# TEXT SECTION:
BEGIN
Curry et al. [21] reviewed 34 individuals from 21 families with duplication 17p13.3 associated with heterogeneous breakpoints, and found several overlapping phenotypes, which were divided into group 1 for telomeric duplications and group 2 for duplications, including larger regions of duplication. Signs associated with telomeric duplications of 17p13.3 (Group 1) included early developmental delay, mild to moderate intellectual disability, increased autism, hypotension and moderately myopathic facial features in infants and young children, mild but characteristic facial dysmorphic features at an older age and occasional mild malformations of the brain involving the corpus callosum, cerebellum, and posterior fossa. Signs associated with a larger 17p13.3 duplication (group 2) also included more striking facial dysmorphic features at an older age, consisting of a long face, small mouth, protruding jaw and pointed chin, and cerebellar and posterior fossa malformations, that are more persistent and severe than those found with smaller duplications. However, none were pathognomonic or likely to allow recognition of this genomic disorder on clinical grounds alone.

It was surmised that duplication YWHAE might affect the development and maturing of the neuronal network and is associated with a mild developmental delay or mental retardation and facial dysmorphism while duplication PAFAH1B1 leading to its overexpression is associated with a moderate or severe developmental delay and structural abnormalities of the brain [1].

At present, only 13 patients with 17p13.3 duplications containing both gene PAFAH1B1 and gene YWHAE are registered [1]. All of them, like our patient, have developmental psychomotor and speech delay verbal retardation and characteristic specific facial features such as hypertelorism, short nose, small mouth (Table 1).

Table 1 Comparison of 17p segmental duplication clinical features among our case and others previously published

In spite of extended duplication (10.5 Mb) and a large number of genes involved therein, the proband`s phenotype largely matched the clinical features typical for 17p13 duplication syndrome (OMIM # 613215, chromosome 17p13.3, centromeric, duplication syndrome). The common features included psychomotor and speech delay, prominent hypertelorism, posteriorly rotated ears, a short nose, small mouth, hypotonia.
END
# EXERCISE TASKS:
[a] In the text on 17p13.3 duplications, how many individuals did Curry et al. review, and from how many families?
[b] Quote the text on 17p13.3 duplications, beginning at the words "At present, only" and stopping after "small mouth, hypotonia.".

(Document structure recognition data)
BEGIN
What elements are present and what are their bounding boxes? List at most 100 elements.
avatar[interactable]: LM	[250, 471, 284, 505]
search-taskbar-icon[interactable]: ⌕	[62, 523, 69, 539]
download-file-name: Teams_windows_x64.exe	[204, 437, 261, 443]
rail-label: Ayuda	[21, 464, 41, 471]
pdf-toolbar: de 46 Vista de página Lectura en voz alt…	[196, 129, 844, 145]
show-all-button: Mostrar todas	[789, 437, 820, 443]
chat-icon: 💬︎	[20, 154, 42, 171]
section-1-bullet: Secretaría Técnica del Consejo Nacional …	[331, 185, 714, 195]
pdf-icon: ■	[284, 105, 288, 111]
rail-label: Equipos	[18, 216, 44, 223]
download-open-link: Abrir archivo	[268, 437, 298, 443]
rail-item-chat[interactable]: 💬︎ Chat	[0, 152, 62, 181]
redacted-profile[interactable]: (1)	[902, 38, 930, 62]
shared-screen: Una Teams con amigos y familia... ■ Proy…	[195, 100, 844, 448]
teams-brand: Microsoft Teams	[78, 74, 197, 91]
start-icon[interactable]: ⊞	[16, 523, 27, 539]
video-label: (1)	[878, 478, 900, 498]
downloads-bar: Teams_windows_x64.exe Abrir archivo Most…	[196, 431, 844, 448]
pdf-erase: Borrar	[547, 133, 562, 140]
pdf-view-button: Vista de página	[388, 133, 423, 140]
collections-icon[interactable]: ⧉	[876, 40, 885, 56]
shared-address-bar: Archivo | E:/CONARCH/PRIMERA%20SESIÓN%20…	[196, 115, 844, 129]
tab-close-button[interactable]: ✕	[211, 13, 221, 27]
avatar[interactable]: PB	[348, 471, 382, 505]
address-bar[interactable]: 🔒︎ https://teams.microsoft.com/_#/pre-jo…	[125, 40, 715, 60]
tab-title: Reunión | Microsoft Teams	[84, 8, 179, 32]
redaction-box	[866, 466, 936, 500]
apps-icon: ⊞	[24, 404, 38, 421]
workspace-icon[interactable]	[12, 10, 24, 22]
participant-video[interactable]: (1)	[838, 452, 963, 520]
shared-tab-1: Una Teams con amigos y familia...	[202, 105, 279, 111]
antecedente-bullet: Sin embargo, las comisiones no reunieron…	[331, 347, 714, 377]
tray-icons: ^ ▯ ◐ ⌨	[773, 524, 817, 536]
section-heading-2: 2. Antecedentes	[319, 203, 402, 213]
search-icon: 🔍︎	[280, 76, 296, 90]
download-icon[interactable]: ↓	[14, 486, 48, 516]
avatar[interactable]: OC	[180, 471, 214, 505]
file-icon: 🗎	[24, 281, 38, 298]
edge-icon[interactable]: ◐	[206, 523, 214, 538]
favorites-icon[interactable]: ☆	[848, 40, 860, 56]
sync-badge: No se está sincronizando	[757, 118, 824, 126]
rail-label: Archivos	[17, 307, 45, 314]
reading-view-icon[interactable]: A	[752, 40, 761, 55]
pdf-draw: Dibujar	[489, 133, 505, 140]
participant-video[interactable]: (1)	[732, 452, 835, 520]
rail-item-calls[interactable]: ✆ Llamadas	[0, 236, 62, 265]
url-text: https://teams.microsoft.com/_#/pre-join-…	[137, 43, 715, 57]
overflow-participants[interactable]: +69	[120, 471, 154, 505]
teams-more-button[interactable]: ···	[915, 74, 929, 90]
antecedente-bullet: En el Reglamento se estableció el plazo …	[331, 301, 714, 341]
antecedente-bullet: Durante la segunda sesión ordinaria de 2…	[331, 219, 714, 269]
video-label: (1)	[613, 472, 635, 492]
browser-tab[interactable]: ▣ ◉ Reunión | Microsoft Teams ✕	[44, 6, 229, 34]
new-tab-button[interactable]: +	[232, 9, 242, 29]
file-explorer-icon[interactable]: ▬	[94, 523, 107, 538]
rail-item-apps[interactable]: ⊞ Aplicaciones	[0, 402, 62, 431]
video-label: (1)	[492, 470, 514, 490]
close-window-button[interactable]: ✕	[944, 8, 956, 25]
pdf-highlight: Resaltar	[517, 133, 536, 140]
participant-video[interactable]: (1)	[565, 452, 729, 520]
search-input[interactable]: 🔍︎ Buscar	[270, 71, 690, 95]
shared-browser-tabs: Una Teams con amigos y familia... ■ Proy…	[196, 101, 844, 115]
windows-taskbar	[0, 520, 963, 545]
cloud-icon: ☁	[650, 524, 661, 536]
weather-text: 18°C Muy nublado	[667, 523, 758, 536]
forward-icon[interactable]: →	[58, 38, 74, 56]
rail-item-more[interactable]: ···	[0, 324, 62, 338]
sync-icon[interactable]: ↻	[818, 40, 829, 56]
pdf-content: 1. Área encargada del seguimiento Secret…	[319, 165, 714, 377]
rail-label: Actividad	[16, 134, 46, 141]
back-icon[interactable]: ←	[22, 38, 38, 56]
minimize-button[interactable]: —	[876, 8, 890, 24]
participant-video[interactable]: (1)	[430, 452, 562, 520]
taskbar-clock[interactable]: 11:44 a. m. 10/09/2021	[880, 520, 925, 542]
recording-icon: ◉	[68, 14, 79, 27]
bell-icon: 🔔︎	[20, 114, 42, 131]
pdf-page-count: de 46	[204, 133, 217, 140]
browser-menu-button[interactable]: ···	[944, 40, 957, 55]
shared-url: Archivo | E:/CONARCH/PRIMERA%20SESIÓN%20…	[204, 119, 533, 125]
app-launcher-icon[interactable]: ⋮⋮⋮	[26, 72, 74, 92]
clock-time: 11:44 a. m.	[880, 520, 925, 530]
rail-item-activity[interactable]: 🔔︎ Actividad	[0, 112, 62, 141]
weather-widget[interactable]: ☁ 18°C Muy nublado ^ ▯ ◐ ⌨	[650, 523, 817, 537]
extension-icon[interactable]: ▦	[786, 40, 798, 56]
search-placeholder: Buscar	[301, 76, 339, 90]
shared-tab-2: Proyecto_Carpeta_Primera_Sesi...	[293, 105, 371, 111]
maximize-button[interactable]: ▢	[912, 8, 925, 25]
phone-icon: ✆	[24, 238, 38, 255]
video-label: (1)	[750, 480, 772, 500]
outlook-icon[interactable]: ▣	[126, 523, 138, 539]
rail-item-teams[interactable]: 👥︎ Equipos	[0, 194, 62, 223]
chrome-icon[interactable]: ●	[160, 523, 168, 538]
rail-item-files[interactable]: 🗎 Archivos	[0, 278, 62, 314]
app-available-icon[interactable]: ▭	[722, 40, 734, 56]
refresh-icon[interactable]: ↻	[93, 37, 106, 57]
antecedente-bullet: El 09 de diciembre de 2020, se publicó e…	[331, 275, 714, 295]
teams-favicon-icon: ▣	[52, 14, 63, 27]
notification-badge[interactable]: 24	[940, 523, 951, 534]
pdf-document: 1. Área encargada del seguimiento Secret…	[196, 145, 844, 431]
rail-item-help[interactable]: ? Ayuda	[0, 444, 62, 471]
END
# ANSWERS TO EACH TASK:
[a] 34 individuals from 21 families.

[b]
At present, only 13 patients with 17p13.3 duplications containing both gene PAFAH1B1 and gene YWHAE are registered [1]. All of them, like our patient, have developmental psychomotor and speech delay verbal retardation and characteristic specific facial features such as hypertelorism, short nose, small mouth (Table 1).

Table 1 Comparison of 17p segmental duplication clinical features among our case and others previously published

In spite of extended duplication (10.5 Mb) and a large number of genes involved therein, the proband`s phenotype largely matched the clinical features typical for 17p13 duplication syndrome (OMIM # 613215, chromosome 17p13.3, centromeric, duplication syndrome). The common features included psychomotor and speech delay, prominent hypertelorism, posteriorly rotated ears, a short nose, small mouth, hypotonia.